-- Task input --
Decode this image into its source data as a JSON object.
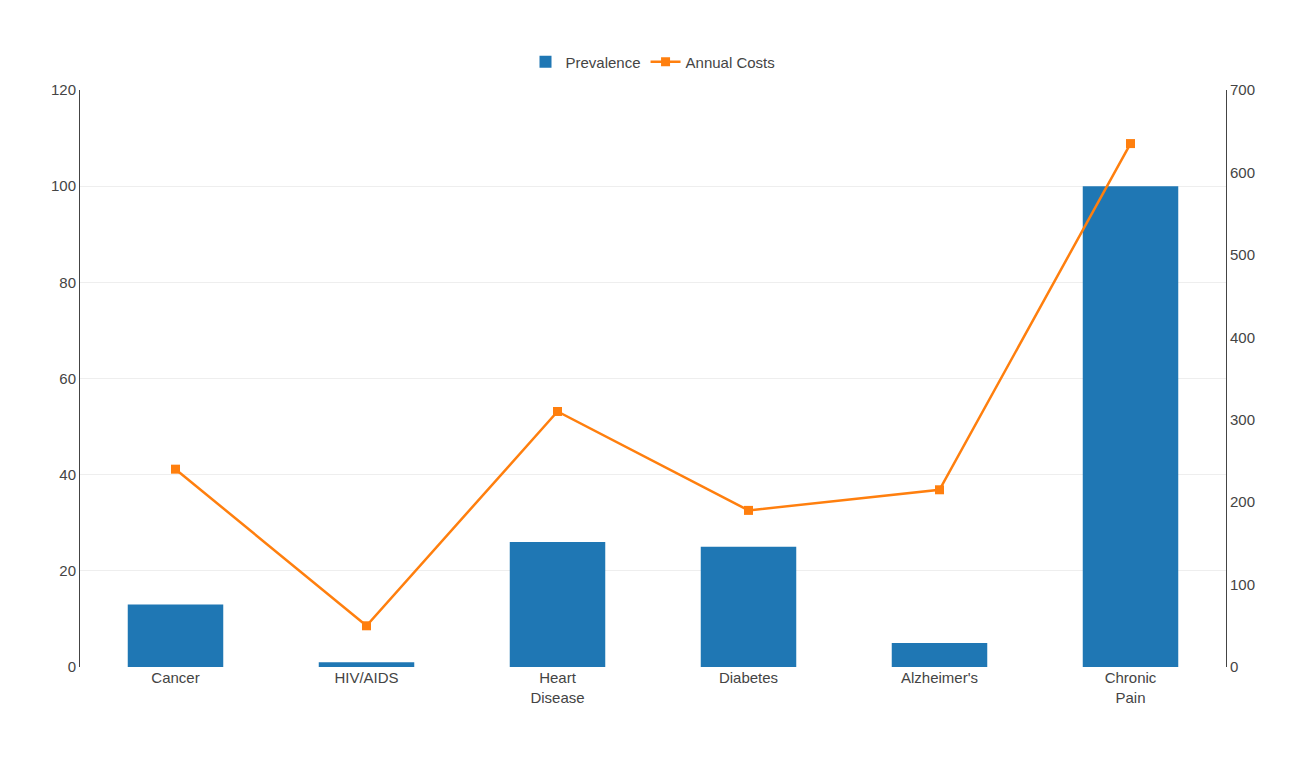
{
  "chart_data": {
    "type": "bar",
    "categories": [
      "Cancer",
      "HIV/AIDS",
      "Heart\nDisease",
      "Diabetes",
      "Alzheimer's",
      "Chronic\nPain"
    ],
    "series": [
      {
        "name": "Prevalence",
        "type": "bar",
        "values": [
          13,
          1,
          26,
          25,
          5,
          100
        ]
      },
      {
        "name": "Annual Costs",
        "type": "line",
        "marker": "square",
        "line_style": "solid",
        "axis": "y2",
        "values": [
          240,
          50,
          310,
          190,
          215,
          635
        ]
      }
    ],
    "ylim": [
      0,
      120
    ],
    "yticks": [
      0,
      20,
      40,
      60,
      80,
      100,
      120
    ],
    "y2lim": [
      0,
      700
    ],
    "y2ticks": [
      0,
      100,
      200,
      300,
      400,
      500,
      600,
      700
    ],
    "grid": true,
    "legend": "top"
  }
}
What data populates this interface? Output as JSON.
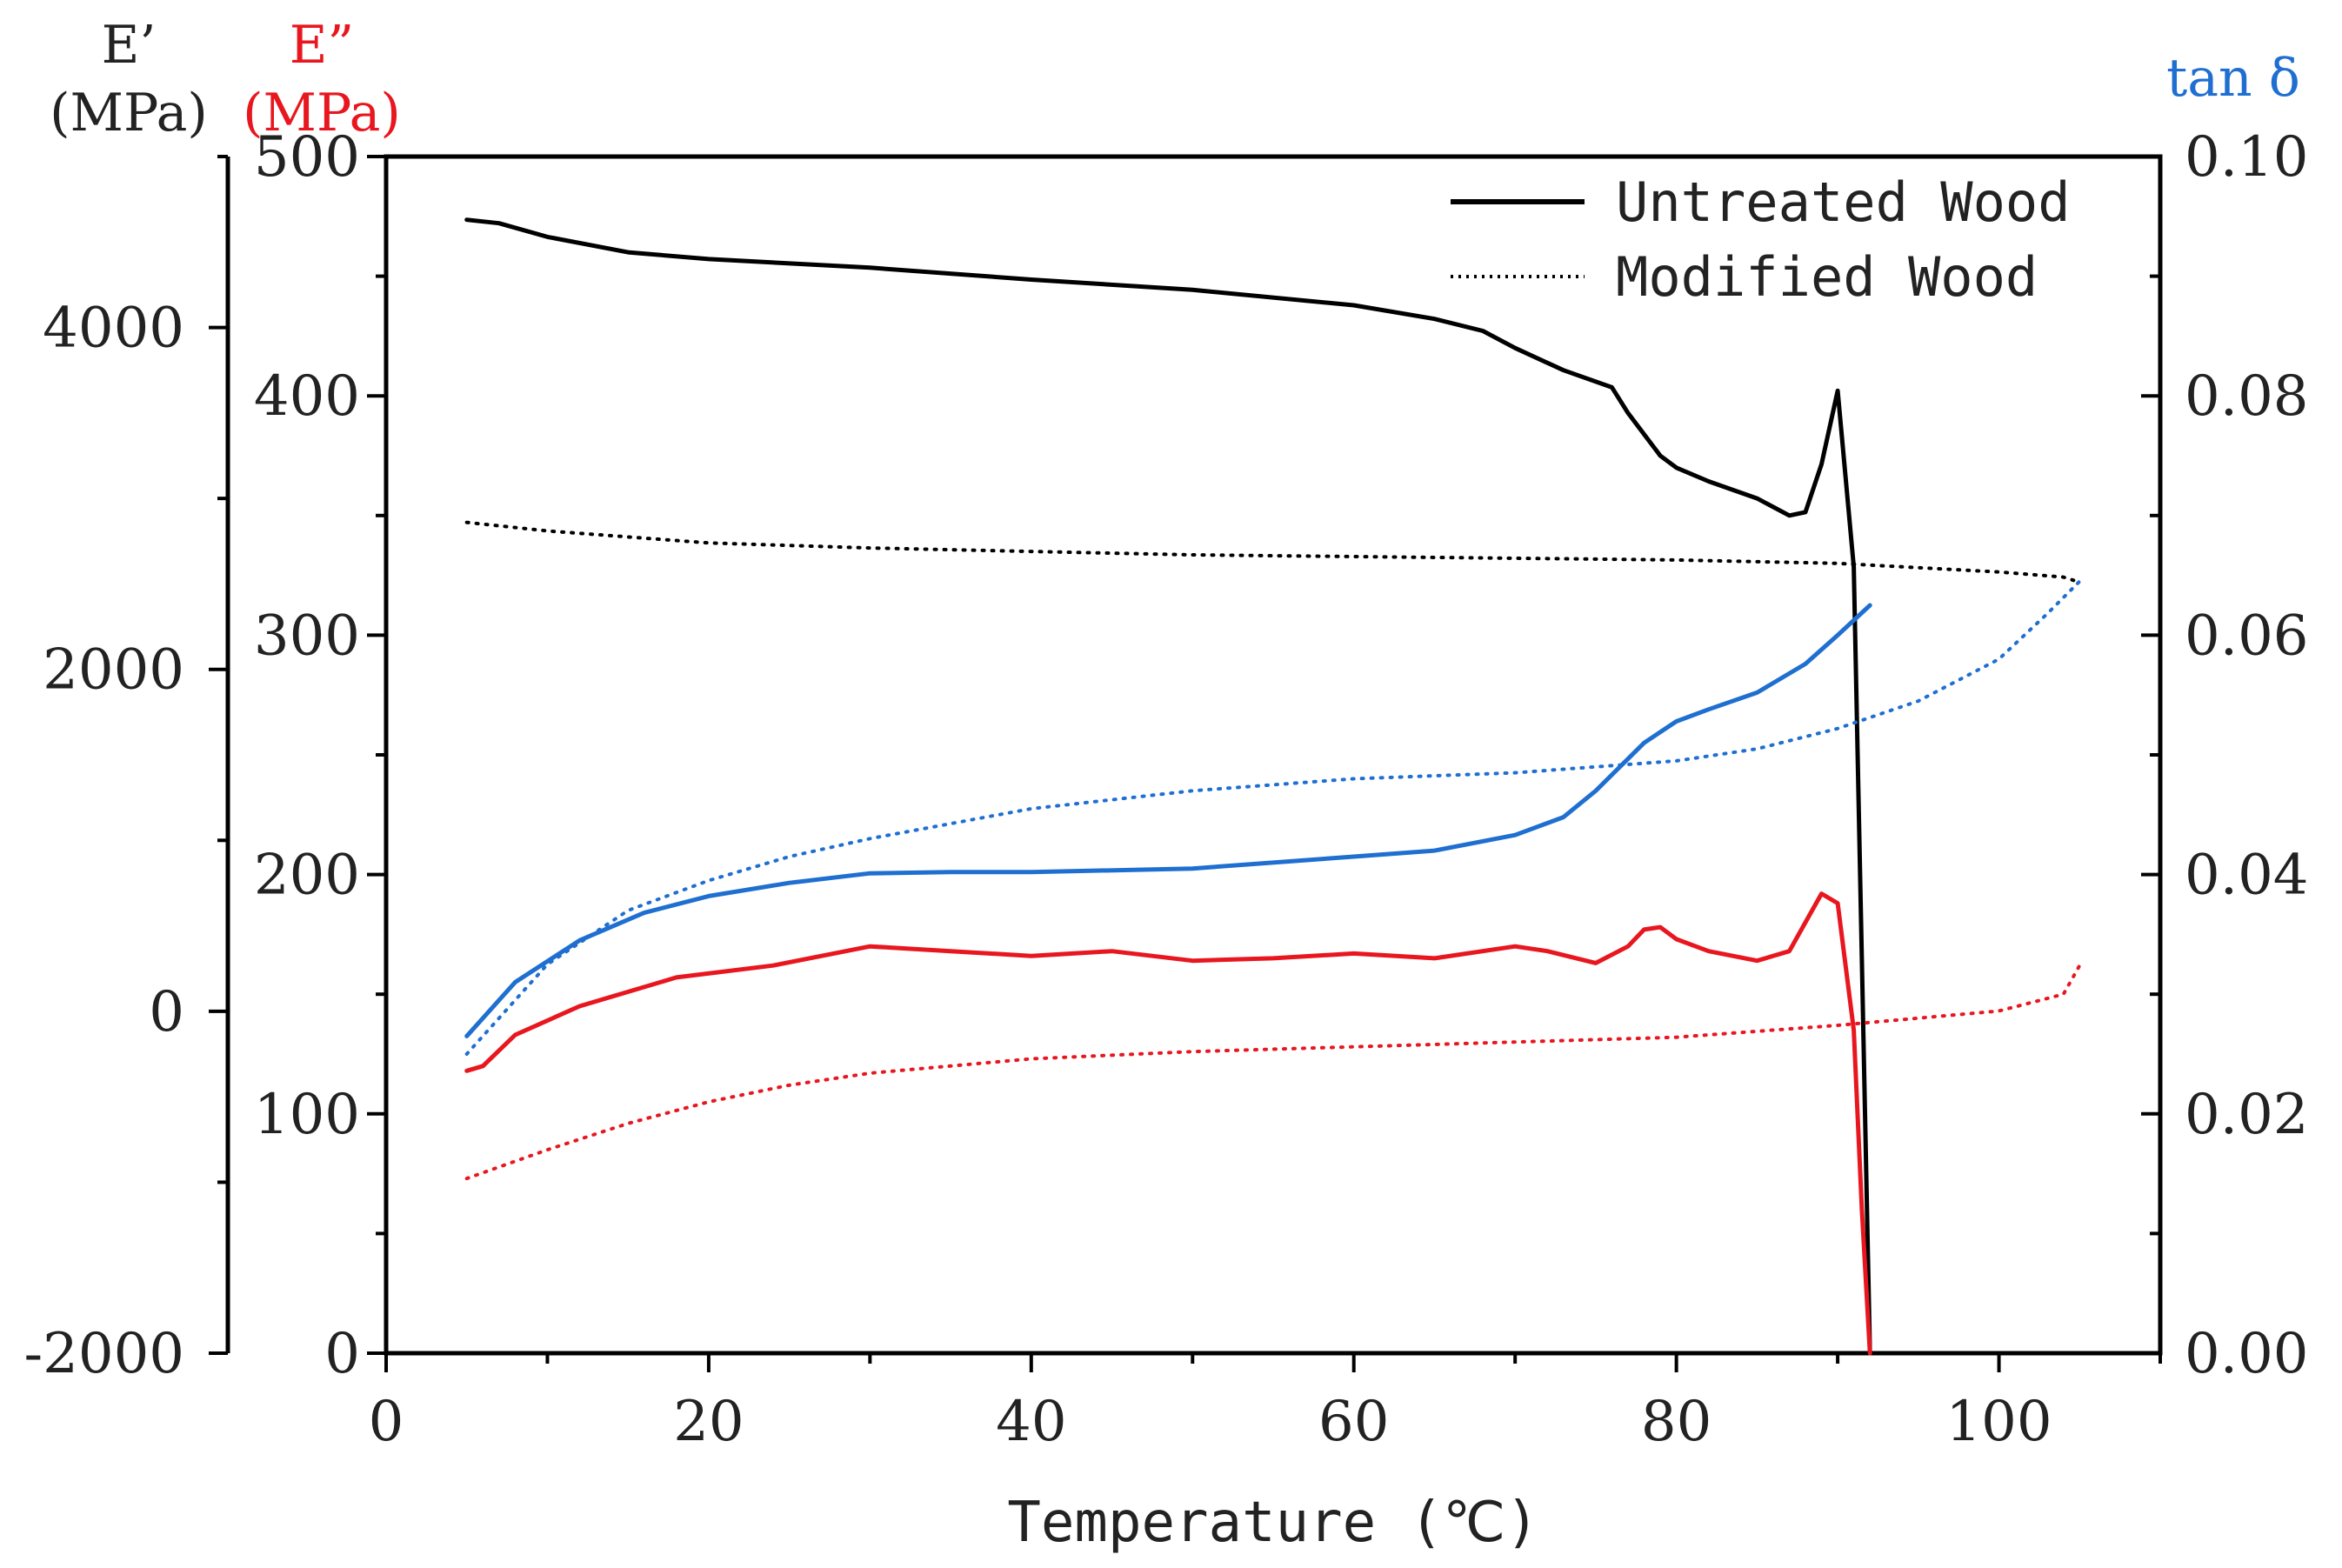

-- Short problem --
Pictures are excluded; copy all other data exactly as shown.

-- The answer --
Decode this image into its source data as a JSON object.
{
  "chart_data": {
    "type": "bar",
    "categories": [
      "Cancer",
      "HIV/AIDS",
      "Heart\nDisease",
      "Diabetes",
      "Alzheimer's",
      "Chronic\nPain"
    ],
    "series": [
      {
        "name": "Prevalence",
        "type": "bar",
        "values": [
          13,
          1,
          26,
          25,
          5,
          100
        ]
      },
      {
        "name": "Annual Costs",
        "type": "line",
        "marker": "square",
        "line_style": "solid",
        "axis": "y2",
        "values": [
          240,
          50,
          310,
          190,
          215,
          635
        ]
      }
    ],
    "ylim": [
      0,
      120
    ],
    "yticks": [
      0,
      20,
      40,
      60,
      80,
      100,
      120
    ],
    "y2lim": [
      0,
      700
    ],
    "y2ticks": [
      0,
      100,
      200,
      300,
      400,
      500,
      600,
      700
    ],
    "grid": true,
    "legend": "top"
  }
}
What data populates this interface? Output as JSON.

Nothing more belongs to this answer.